## BRIEF
Each entry in the listing below should be restated word for word.

## ROWS
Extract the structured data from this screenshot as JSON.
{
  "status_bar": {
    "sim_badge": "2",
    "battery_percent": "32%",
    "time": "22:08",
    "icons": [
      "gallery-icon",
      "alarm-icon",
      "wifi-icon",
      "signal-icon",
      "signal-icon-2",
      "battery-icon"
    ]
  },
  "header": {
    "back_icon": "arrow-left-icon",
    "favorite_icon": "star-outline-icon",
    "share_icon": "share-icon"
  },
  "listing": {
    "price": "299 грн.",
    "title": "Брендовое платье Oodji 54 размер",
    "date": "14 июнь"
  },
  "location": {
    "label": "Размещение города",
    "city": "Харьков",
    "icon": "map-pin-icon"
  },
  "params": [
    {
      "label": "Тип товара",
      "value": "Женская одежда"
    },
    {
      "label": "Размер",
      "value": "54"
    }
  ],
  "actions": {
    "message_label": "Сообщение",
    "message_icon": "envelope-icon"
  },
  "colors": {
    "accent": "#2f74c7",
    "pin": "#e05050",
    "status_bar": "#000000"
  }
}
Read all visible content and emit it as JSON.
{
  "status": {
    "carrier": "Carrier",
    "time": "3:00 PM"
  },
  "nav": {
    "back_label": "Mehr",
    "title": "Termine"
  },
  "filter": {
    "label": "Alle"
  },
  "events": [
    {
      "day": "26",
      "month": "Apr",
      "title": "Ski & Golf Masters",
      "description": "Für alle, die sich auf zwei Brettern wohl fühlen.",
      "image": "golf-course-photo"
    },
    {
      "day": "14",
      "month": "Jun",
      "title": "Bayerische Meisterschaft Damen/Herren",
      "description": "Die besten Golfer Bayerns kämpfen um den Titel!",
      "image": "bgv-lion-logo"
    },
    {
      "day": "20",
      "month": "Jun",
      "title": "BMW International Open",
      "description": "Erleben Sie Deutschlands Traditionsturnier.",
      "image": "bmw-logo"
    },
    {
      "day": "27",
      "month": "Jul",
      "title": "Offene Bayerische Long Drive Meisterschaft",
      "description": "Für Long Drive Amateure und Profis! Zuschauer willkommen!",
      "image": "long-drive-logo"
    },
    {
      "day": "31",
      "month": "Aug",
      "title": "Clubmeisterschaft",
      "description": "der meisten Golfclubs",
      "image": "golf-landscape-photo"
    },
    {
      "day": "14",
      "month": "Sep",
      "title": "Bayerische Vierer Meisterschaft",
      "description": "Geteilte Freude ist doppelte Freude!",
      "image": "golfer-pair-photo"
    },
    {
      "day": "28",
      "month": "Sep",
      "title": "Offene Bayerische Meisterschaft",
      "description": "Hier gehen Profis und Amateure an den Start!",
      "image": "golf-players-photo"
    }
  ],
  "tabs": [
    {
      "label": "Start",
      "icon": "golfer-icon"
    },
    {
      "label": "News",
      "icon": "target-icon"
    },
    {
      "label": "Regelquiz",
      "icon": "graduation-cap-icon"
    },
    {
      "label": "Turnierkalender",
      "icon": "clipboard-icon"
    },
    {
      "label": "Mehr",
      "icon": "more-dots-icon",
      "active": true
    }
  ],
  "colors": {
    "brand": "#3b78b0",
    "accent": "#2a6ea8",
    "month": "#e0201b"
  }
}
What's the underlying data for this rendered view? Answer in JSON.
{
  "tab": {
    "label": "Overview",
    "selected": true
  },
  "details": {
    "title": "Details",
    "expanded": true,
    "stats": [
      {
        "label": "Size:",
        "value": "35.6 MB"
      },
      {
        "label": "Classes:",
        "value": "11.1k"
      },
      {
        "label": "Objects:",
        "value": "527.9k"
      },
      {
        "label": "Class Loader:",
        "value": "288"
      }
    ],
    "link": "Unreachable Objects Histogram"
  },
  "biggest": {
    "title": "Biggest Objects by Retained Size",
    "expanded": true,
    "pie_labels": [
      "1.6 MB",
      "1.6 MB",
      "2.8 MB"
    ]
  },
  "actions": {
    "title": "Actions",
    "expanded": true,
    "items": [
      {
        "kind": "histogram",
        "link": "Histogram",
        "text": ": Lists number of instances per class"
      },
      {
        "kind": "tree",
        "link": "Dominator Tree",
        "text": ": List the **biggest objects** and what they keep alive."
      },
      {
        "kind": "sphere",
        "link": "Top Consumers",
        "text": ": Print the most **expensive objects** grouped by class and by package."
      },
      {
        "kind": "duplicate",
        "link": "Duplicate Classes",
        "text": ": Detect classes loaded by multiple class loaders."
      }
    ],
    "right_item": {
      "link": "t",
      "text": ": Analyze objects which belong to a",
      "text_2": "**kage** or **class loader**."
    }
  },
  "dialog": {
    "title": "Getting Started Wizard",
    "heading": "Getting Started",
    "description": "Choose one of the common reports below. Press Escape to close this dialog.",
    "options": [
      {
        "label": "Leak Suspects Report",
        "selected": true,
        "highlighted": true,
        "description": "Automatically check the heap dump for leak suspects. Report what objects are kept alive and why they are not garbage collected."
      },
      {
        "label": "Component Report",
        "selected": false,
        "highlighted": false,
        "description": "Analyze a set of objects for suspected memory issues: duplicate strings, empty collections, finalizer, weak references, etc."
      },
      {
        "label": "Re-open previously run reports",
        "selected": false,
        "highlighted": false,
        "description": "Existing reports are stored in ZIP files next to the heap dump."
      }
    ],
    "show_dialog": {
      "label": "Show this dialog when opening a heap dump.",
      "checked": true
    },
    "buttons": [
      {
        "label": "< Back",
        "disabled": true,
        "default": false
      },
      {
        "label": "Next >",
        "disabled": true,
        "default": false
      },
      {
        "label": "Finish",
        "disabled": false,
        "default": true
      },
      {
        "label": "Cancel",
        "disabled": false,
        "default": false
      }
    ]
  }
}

## WRITTEN SOLUTION
Extract the structured data from this screenshot as JSON.
{
  "status_bar": {
    "sim_badge": "2",
    "battery_percent": "32%",
    "time": "22:08",
    "icons": [
      "gallery-icon",
      "alarm-icon",
      "wifi-icon",
      "signal-icon",
      "signal-icon-2",
      "battery-icon"
    ]
  },
  "header": {
    "back_icon": "arrow-left-icon",
    "favorite_icon": "star-outline-icon",
    "share_icon": "share-icon"
  },
  "listing": {
    "price": "299 грн.",
    "title": "Брендовое платье Oodji 54 размер",
    "date": "14 июнь"
  },
  "location": {
    "label": "Размещение города",
    "city": "Харьков",
    "icon": "map-pin-icon"
  },
  "params": [
    {
      "label": "Тип товара",
      "value": "Женская одежда"
    },
    {
      "label": "Размер",
      "value": "54"
    }
  ],
  "actions": {
    "message_label": "Сообщение",
    "message_icon": "envelope-icon"
  },
  "colors": {
    "accent": "#2f74c7",
    "pin": "#e05050",
    "status_bar": "#000000"
  }
}
Read all visible content and emit it as JSON.
{
  "status": {
    "carrier": "Carrier",
    "time": "3:00 PM"
  },
  "nav": {
    "back_label": "Mehr",
    "title": "Termine"
  },
  "filter": {
    "label": "Alle"
  },
  "events": [
    {
      "day": "26",
      "month": "Apr",
      "title": "Ski & Golf Masters",
      "description": "Für alle, die sich auf zwei Brettern wohl fühlen.",
      "image": "golf-course-photo"
    },
    {
      "day": "14",
      "month": "Jun",
      "title": "Bayerische Meisterschaft Damen/Herren",
      "description": "Die besten Golfer Bayerns kämpfen um den Titel!",
      "image": "bgv-lion-logo"
    },
    {
      "day": "20",
      "month": "Jun",
      "title": "BMW International Open",
      "description": "Erleben Sie Deutschlands Traditionsturnier.",
      "image": "bmw-logo"
    },
    {
      "day": "27",
      "month": "Jul",
      "title": "Offene Bayerische Long Drive Meisterschaft",
      "description": "Für Long Drive Amateure und Profis! Zuschauer willkommen!",
      "image": "long-drive-logo"
    },
    {
      "day": "31",
      "month": "Aug",
      "title": "Clubmeisterschaft",
      "description": "der meisten Golfclubs",
      "image": "golf-landscape-photo"
    },
    {
      "day": "14",
      "month": "Sep",
      "title": "Bayerische Vierer Meisterschaft",
      "description": "Geteilte Freude ist doppelte Freude!",
      "image": "golfer-pair-photo"
    },
    {
      "day": "28",
      "month": "Sep",
      "title": "Offene Bayerische Meisterschaft",
      "description": "Hier gehen Profis und Amateure an den Start!",
      "image": "golf-players-photo"
    }
  ],
  "tabs": [
    {
      "label": "Start",
      "icon": "golfer-icon"
    },
    {
      "label": "News",
      "icon": "target-icon"
    },
    {
      "label": "Regelquiz",
      "icon": "graduation-cap-icon"
    },
    {
      "label": "Turnierkalender",
      "icon": "clipboard-icon"
    },
    {
      "label": "Mehr",
      "icon": "more-dots-icon",
      "active": true
    }
  ],
  "colors": {
    "brand": "#3b78b0",
    "accent": "#2a6ea8",
    "month": "#e0201b"
  }
}
What's the underlying data for this rendered view? Answer in JSON.
{
  "tab": {
    "label": "Overview",
    "selected": true
  },
  "details": {
    "title": "Details",
    "expanded": true,
    "stats": [
      {
        "label": "Size:",
        "value": "35.6 MB"
      },
      {
        "label": "Classes:",
        "value": "11.1k"
      },
      {
        "label": "Objects:",
        "value": "527.9k"
      },
      {
        "label": "Class Loader:",
        "value": "288"
      }
    ],
    "link": "Unreachable Objects Histogram"
  },
  "biggest": {
    "title": "Biggest Objects by Retained Size",
    "expanded": true,
    "pie_labels": [
      "1.6 MB",
      "1.6 MB",
      "2.8 MB"
    ]
  },
  "actions": {
    "title": "Actions",
    "expanded": true,
    "items": [
      {
        "kind": "histogram",
        "link": "Histogram",
        "text": ": Lists number of instances per class"
      },
      {
        "kind": "tree",
        "link": "Dominator Tree",
        "text": ": List the **biggest objects** and what they keep alive."
      },
      {
        "kind": "sphere",
        "link": "Top Consumers",
        "text": ": Print the most **expensive objects** grouped by class and by package."
      },
      {
        "kind": "duplicate",
        "link": "Duplicate Classes",
        "text": ": Detect classes loaded by multiple class loaders."
      }
    ],
    "right_item": {
      "link": "t",
      "text": ": Analyze objects which belong to a",
      "text_2": "**kage** or **class loader**."
    }
  },
  "dialog": {
    "title": "Getting Started Wizard",
    "heading": "Getting Started",
    "description": "Choose one of the common reports below. Press Escape to close this dialog.",
    "options": [
      {
        "label": "Leak Suspects Report",
        "selected": true,
        "highlighted": true,
        "description": "Automatically check the heap dump for leak suspects. Report what objects are kept alive and why they are not garbage collected."
      },
      {
        "label": "Component Report",
        "selected": false,
        "highlighted": false,
        "description": "Analyze a set of objects for suspected memory issues: duplicate strings, empty collections, finalizer, weak references, etc."
      },
      {
        "label": "Re-open previously run reports",
        "selected": false,
        "highlighted": false,
        "description": "Existing reports are stored in ZIP files next to the heap dump."
      }
    ],
    "show_dialog": {
      "label": "Show this dialog when opening a heap dump.",
      "checked": true
    },
    "buttons": [
      {
        "label": "< Back",
        "disabled": true,
        "default": false
      },
      {
        "label": "Next >",
        "disabled": true,
        "default": false
      },
      {
        "label": "Finish",
        "disabled": false,
        "default": true
      },
      {
        "label": "Cancel",
        "disabled": false,
        "default": false
      }
    ]
  }
}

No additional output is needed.